(Rows from a dataset)

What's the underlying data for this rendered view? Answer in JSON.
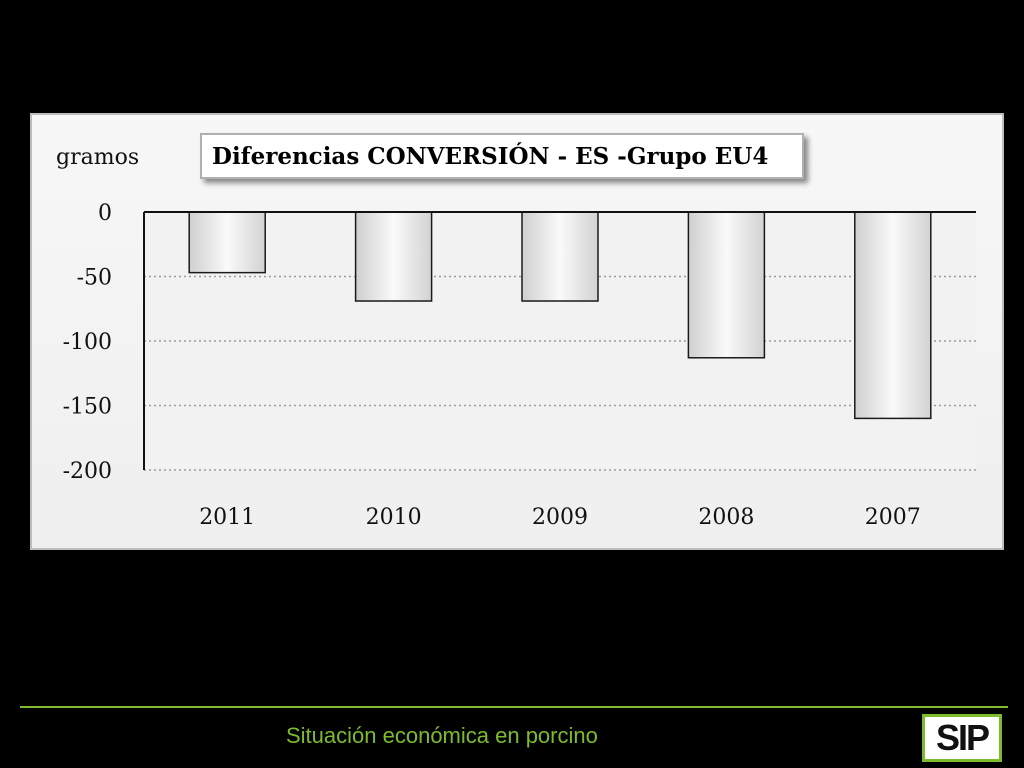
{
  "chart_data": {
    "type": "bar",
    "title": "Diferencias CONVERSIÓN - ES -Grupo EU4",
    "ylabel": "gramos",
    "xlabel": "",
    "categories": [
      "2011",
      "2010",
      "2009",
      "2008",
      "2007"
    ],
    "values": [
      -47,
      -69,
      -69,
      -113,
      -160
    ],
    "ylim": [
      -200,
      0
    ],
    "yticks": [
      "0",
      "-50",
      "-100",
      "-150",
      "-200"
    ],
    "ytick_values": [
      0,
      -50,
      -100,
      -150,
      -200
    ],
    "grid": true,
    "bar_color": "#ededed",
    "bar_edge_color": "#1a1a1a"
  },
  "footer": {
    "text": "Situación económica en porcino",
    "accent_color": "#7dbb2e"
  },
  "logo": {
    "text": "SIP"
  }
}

...

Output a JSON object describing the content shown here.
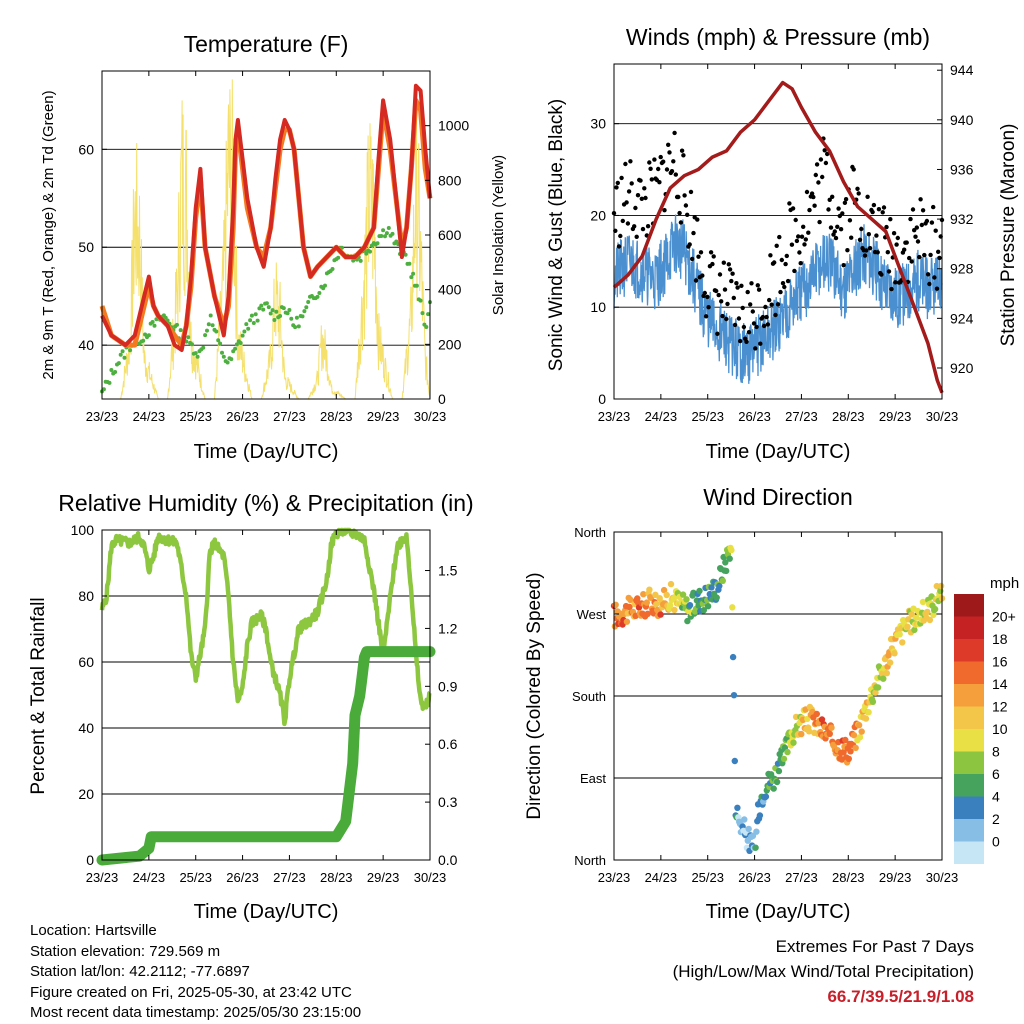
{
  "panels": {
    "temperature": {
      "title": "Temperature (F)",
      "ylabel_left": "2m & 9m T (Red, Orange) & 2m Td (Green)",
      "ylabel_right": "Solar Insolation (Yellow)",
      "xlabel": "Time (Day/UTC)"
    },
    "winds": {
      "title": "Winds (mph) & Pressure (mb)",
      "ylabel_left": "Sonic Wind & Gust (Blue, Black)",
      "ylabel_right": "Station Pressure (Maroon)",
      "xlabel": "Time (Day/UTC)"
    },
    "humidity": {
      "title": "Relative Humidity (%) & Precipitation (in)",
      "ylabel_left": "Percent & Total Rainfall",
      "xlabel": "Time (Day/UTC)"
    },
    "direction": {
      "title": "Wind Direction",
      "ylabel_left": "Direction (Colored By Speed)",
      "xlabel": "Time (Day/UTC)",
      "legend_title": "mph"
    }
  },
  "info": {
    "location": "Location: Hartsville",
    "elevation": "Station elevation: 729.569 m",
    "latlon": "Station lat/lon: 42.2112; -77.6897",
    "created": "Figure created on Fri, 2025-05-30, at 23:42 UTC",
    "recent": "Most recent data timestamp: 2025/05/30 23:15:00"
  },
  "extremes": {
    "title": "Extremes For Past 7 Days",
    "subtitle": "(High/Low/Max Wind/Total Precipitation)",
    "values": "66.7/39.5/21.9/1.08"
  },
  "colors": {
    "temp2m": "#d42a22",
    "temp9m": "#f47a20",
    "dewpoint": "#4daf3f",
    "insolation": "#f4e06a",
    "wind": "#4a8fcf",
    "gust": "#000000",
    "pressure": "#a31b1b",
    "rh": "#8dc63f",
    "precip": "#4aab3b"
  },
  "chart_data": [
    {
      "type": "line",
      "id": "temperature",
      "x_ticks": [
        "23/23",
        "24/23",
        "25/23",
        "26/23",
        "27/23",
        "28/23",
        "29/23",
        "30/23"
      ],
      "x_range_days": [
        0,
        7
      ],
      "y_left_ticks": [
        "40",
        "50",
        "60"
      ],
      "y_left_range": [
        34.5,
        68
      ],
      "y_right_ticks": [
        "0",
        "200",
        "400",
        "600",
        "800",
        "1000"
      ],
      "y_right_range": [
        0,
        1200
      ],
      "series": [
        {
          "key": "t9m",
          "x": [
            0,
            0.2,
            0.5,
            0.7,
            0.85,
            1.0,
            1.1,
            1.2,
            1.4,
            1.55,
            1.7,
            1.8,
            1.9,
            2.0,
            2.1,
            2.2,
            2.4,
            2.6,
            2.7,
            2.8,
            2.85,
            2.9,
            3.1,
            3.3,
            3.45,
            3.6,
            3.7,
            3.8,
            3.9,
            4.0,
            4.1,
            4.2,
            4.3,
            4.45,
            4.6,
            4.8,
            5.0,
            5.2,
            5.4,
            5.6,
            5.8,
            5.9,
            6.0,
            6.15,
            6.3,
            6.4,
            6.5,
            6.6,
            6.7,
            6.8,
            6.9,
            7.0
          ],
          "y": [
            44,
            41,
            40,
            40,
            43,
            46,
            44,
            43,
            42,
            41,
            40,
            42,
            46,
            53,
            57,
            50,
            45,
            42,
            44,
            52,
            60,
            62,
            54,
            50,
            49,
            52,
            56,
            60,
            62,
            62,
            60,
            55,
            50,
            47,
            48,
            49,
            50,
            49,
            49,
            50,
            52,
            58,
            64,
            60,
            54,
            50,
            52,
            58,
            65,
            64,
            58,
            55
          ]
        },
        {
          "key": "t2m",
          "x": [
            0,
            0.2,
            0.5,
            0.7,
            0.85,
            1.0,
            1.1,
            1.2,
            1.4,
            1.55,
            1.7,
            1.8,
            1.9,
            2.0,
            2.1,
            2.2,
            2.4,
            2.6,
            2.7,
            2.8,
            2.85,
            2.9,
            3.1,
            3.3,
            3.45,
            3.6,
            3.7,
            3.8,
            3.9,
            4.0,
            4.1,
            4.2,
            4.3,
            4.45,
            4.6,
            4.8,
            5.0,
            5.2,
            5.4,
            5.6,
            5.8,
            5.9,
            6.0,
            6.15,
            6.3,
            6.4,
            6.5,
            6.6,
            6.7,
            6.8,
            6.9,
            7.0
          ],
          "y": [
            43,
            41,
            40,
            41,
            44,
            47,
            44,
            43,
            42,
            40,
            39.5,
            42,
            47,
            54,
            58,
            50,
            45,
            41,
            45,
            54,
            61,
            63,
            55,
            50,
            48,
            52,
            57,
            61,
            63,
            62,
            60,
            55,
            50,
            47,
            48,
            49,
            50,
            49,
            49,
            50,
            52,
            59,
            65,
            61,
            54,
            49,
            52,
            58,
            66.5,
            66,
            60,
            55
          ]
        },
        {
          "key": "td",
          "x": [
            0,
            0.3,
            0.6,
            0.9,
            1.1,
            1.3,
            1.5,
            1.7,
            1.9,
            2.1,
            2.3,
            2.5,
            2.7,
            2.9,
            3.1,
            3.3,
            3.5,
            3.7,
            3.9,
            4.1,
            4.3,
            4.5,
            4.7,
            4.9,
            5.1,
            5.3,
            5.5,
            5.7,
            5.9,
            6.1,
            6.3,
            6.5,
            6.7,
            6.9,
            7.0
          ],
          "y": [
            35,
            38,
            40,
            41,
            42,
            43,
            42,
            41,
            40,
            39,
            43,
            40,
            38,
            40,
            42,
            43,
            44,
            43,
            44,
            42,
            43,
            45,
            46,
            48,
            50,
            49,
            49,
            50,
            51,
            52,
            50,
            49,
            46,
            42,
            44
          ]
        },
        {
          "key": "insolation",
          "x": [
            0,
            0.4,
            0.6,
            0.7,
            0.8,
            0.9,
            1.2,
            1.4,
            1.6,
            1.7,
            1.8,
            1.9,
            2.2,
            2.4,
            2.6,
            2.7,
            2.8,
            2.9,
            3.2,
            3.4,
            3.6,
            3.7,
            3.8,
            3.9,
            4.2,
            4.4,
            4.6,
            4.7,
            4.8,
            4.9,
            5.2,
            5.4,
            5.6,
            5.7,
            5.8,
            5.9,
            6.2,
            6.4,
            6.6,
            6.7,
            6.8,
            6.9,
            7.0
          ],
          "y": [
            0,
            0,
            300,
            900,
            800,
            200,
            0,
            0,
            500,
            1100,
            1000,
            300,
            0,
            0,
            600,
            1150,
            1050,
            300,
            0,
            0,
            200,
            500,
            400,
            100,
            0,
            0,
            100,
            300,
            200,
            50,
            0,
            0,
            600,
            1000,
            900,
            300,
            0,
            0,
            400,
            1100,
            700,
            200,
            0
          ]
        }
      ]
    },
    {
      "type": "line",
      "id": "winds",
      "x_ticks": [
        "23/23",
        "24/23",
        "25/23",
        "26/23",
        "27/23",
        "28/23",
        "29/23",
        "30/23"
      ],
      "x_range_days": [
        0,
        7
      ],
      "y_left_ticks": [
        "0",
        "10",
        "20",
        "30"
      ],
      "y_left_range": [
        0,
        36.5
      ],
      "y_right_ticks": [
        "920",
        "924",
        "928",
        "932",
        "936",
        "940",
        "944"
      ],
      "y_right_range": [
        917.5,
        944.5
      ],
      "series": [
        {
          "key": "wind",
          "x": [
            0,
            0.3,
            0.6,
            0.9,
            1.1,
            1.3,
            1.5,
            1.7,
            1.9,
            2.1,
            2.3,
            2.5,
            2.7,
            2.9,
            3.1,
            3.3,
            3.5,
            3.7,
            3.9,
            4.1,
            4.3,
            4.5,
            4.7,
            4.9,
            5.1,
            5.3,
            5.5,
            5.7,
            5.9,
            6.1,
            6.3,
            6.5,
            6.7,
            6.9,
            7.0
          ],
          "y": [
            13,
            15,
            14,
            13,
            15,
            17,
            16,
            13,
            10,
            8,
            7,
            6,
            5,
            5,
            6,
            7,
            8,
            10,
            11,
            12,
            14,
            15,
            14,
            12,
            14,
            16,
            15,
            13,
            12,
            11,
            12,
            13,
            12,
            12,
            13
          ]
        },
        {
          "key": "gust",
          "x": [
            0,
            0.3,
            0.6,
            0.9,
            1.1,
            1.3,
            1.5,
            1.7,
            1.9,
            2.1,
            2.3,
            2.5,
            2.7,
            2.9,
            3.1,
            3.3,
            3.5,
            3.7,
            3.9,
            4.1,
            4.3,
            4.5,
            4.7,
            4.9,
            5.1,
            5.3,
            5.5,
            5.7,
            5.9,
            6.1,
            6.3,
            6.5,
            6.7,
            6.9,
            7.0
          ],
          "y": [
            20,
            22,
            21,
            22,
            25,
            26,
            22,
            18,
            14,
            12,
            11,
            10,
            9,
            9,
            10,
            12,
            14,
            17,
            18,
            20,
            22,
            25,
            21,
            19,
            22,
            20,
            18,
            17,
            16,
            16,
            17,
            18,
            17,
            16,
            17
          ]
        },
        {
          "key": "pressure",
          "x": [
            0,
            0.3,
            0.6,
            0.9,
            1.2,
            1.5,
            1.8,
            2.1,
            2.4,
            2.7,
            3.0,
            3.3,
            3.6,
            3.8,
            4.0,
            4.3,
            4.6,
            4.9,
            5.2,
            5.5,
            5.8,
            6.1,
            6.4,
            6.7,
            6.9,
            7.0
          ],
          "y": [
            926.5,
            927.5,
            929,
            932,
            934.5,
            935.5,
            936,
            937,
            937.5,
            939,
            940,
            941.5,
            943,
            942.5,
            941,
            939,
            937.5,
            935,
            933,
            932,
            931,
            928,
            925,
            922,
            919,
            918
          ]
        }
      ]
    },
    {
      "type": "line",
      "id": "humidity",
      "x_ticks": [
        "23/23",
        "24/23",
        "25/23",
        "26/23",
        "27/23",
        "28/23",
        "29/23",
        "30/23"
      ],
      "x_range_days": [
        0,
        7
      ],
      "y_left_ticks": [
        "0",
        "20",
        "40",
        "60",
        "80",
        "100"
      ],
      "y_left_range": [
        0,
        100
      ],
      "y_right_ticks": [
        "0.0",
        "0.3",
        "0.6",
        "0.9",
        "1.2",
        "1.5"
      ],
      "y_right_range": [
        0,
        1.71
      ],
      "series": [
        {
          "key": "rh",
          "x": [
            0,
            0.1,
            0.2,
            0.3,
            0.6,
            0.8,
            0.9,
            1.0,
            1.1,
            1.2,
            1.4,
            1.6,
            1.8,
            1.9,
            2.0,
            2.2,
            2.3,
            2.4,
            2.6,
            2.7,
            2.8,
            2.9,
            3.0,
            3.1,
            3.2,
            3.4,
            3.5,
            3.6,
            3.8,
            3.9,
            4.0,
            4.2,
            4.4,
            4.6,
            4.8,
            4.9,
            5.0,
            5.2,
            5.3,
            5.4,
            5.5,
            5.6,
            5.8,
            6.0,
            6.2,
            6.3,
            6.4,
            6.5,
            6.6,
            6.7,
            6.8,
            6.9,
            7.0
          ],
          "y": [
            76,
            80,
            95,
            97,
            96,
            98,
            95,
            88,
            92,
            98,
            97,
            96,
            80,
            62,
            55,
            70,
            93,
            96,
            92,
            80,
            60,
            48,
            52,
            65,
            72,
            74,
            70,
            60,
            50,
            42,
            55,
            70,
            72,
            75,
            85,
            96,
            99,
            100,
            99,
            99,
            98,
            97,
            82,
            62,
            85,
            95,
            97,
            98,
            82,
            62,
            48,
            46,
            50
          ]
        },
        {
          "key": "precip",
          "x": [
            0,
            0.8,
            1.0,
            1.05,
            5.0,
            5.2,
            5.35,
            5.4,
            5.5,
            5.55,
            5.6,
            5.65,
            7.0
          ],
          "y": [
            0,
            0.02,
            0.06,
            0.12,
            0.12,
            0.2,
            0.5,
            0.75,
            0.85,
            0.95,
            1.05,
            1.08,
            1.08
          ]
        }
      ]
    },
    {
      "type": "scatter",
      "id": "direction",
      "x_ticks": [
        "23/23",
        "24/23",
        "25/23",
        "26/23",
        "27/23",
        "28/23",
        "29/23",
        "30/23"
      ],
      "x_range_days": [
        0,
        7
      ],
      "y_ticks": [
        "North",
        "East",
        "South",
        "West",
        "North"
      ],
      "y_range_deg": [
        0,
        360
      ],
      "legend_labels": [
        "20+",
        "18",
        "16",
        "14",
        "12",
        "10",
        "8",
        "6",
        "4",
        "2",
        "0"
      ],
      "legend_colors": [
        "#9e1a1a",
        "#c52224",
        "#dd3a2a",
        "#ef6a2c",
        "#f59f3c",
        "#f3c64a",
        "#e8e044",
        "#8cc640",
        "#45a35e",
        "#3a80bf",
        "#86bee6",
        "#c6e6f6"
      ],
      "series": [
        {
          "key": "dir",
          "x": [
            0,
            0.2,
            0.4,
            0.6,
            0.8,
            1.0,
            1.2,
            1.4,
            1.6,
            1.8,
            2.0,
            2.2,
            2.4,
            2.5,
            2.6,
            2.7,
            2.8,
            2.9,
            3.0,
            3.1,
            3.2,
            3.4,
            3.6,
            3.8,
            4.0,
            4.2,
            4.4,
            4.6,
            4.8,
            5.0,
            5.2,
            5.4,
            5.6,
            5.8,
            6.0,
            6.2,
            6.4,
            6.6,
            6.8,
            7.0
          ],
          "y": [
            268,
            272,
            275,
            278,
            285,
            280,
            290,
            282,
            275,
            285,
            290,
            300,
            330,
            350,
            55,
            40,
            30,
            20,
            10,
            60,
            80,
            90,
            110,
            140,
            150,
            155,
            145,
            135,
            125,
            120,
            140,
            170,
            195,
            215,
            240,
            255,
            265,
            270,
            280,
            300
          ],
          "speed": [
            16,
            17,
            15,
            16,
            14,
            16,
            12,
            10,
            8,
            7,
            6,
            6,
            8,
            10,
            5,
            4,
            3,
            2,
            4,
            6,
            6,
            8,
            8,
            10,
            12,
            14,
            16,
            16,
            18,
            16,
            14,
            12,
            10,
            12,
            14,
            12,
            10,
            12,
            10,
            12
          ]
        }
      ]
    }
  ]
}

■ Directions
Copy out every line of the listing that includes the string "text".

■ Output of the task
    "text": "Situación económica en porcino",
    "text": "SIP"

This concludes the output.